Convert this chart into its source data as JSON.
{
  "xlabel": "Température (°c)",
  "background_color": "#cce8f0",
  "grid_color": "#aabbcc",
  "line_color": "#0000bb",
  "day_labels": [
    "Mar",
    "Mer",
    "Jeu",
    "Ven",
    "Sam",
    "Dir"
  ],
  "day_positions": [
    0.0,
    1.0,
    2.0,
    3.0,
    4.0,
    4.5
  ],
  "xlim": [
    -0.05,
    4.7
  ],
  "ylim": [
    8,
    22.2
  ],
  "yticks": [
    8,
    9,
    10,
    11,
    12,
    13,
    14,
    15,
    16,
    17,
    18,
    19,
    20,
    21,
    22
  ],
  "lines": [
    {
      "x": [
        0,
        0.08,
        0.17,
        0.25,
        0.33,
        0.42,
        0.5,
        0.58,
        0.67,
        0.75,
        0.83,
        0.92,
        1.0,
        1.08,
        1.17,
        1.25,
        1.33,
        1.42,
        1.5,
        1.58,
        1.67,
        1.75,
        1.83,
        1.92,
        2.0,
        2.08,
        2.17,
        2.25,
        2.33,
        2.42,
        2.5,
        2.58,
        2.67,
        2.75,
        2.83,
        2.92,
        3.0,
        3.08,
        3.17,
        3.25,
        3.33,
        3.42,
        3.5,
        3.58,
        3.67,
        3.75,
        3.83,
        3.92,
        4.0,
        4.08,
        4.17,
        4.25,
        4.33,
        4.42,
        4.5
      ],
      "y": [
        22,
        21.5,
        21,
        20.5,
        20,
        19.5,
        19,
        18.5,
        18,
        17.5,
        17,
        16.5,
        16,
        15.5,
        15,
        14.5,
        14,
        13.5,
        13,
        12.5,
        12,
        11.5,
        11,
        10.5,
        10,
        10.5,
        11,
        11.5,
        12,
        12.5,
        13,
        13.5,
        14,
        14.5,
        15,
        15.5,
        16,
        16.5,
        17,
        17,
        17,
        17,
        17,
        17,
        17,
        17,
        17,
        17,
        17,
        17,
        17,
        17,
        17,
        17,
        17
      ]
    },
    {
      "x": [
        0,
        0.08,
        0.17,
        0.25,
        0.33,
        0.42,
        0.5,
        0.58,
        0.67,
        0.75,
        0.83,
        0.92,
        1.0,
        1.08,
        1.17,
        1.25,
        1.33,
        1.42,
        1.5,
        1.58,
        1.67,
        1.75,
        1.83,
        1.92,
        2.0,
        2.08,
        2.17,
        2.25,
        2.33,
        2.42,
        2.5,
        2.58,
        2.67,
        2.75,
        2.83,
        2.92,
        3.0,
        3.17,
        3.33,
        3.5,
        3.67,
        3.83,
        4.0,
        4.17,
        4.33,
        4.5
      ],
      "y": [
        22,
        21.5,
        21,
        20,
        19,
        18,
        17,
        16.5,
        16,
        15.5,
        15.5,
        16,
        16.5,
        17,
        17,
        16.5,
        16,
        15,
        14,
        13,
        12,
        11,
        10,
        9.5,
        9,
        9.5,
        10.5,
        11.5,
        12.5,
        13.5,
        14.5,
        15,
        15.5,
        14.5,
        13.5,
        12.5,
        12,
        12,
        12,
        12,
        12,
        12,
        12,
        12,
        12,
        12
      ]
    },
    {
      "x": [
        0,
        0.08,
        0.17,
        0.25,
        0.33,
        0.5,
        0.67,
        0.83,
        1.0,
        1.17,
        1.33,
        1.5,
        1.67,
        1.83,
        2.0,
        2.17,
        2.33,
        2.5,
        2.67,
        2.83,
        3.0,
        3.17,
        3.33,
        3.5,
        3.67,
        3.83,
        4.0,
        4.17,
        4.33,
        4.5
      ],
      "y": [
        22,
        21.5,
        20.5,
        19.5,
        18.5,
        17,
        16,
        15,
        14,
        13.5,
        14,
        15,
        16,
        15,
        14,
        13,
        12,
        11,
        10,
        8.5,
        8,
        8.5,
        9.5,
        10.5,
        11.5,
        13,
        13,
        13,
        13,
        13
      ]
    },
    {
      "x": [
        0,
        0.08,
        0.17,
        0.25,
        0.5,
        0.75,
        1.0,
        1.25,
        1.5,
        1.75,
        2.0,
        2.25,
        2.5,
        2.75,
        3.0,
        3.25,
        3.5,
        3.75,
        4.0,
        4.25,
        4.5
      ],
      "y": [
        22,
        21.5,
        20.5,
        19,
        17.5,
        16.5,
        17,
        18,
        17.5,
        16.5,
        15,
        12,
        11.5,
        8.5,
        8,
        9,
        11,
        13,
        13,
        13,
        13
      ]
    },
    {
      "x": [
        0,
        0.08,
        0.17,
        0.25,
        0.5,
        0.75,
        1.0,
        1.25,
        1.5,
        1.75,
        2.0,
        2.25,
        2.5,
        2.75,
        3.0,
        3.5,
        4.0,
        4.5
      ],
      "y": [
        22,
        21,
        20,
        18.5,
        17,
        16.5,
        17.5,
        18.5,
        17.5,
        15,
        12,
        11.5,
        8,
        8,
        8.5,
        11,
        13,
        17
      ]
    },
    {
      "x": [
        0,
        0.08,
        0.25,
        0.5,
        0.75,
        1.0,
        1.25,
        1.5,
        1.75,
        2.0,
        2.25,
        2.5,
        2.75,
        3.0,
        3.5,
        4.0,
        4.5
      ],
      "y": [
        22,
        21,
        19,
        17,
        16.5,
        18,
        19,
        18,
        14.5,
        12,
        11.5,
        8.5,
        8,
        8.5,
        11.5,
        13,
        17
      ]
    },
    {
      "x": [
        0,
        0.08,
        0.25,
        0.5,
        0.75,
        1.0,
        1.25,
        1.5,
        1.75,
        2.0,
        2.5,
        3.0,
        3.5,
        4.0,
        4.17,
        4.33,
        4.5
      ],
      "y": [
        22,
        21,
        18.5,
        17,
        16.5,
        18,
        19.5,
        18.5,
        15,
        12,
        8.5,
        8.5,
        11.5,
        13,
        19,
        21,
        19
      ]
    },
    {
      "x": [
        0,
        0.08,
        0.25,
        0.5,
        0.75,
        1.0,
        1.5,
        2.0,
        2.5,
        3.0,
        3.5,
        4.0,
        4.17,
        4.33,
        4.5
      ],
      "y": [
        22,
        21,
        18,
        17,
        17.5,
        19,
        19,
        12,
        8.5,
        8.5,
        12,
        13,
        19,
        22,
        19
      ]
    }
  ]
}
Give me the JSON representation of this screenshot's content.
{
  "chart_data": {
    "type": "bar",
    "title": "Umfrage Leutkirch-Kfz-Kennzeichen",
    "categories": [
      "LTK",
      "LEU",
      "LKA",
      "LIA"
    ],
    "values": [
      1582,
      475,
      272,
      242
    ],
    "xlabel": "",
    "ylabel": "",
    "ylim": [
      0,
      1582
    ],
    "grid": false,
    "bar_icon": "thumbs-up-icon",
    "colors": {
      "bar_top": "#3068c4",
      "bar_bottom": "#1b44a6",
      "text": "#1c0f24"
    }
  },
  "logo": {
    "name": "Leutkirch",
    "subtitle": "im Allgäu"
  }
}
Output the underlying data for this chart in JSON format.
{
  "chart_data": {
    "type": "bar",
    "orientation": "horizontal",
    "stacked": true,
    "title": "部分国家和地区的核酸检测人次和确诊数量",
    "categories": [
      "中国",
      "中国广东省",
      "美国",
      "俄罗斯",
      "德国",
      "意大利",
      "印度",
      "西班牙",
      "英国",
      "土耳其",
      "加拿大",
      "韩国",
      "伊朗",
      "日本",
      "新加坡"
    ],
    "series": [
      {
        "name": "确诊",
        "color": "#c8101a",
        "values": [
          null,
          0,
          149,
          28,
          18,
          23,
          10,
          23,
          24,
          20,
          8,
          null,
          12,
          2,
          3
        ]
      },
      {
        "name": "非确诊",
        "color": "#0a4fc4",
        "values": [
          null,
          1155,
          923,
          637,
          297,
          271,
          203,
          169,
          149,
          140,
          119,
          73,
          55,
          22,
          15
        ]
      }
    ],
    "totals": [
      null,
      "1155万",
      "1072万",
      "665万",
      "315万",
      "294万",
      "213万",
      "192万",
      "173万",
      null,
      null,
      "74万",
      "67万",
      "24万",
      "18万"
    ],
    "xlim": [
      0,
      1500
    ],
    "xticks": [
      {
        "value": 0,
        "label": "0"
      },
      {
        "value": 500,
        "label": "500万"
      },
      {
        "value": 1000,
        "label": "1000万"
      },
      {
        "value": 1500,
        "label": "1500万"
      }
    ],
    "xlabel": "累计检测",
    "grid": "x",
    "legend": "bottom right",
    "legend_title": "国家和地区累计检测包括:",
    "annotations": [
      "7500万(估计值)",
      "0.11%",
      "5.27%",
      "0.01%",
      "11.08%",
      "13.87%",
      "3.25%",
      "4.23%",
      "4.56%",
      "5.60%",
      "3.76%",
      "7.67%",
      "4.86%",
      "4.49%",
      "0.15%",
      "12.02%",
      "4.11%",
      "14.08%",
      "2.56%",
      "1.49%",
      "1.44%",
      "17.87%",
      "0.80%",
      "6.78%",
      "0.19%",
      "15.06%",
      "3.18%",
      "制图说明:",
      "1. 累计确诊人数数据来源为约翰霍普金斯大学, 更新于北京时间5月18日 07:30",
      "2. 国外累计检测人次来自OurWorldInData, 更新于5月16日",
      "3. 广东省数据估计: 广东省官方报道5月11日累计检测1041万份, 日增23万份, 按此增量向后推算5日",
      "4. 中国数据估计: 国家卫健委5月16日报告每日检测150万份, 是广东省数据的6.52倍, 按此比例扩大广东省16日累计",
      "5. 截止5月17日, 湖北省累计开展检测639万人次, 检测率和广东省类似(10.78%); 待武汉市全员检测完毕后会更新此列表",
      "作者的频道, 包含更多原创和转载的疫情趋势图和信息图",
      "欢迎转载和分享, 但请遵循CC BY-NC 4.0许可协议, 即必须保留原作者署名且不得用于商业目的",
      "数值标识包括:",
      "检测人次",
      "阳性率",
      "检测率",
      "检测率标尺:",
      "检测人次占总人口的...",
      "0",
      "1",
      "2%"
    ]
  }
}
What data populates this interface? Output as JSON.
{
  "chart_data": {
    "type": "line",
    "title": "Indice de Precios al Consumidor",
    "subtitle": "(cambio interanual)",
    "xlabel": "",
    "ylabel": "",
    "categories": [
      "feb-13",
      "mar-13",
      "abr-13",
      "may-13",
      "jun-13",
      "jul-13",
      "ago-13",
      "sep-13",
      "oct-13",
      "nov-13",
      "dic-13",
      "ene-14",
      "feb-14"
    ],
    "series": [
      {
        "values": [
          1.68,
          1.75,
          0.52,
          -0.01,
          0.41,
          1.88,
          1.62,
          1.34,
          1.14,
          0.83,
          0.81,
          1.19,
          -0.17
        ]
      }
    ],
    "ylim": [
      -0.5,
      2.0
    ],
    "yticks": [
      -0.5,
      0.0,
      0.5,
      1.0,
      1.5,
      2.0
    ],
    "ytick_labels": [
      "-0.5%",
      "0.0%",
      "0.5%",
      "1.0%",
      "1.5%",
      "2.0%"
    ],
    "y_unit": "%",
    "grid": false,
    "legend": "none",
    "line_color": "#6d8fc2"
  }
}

******************************

Aim: Select the lines from the entries that include the word "Leutkirch".

Written response:
    "title": "Umfrage Leutkirch-Kfz-Kennzeichen",
    "name": "Leutkirch",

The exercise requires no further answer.